* begin Data for processing *

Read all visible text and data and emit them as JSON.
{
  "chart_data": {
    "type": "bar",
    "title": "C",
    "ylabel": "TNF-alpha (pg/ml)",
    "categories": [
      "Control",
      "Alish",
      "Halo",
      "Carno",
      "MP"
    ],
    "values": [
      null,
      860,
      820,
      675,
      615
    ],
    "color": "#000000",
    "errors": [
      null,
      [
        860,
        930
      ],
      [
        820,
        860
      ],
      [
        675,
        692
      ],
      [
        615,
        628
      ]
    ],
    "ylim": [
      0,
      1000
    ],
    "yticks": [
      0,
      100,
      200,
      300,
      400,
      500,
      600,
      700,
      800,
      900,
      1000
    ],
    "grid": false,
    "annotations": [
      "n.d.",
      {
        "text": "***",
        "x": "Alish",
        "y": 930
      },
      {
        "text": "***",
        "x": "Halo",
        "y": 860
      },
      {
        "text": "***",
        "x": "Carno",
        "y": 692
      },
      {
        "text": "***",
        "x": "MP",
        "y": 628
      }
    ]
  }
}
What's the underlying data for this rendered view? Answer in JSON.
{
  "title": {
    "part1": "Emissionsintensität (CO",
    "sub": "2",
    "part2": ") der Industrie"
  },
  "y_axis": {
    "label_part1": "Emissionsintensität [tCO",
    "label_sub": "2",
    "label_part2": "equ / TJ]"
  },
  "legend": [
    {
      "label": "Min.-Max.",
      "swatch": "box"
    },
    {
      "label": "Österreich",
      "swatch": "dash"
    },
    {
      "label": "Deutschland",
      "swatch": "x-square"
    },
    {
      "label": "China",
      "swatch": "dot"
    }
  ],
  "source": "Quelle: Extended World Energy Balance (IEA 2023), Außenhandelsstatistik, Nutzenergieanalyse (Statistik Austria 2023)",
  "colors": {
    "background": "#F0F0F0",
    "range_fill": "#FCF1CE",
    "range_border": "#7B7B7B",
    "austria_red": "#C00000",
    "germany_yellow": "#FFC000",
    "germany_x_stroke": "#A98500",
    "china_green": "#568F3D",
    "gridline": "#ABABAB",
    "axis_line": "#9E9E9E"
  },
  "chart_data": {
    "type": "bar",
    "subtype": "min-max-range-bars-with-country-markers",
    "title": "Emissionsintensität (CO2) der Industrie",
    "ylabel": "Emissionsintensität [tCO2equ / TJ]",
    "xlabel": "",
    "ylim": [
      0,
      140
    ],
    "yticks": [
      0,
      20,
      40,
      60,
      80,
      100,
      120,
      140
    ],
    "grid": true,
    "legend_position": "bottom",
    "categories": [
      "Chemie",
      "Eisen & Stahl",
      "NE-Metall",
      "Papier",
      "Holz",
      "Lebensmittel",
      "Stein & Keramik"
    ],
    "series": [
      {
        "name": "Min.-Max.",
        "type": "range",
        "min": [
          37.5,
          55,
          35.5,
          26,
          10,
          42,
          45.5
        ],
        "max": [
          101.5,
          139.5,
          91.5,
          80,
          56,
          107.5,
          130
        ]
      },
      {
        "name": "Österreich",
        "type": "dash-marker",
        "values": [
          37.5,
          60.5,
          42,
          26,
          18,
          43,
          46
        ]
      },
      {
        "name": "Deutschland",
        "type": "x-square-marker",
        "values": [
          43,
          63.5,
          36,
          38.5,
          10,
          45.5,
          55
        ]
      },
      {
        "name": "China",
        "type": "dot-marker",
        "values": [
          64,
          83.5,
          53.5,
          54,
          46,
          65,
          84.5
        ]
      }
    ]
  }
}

* end Data for processing *

Requirement: In the entries above, find each line with the word "Deutschland" and copy it.

Result of the exercise:
      "label": "Deutschland",
        "name": "Deutschland",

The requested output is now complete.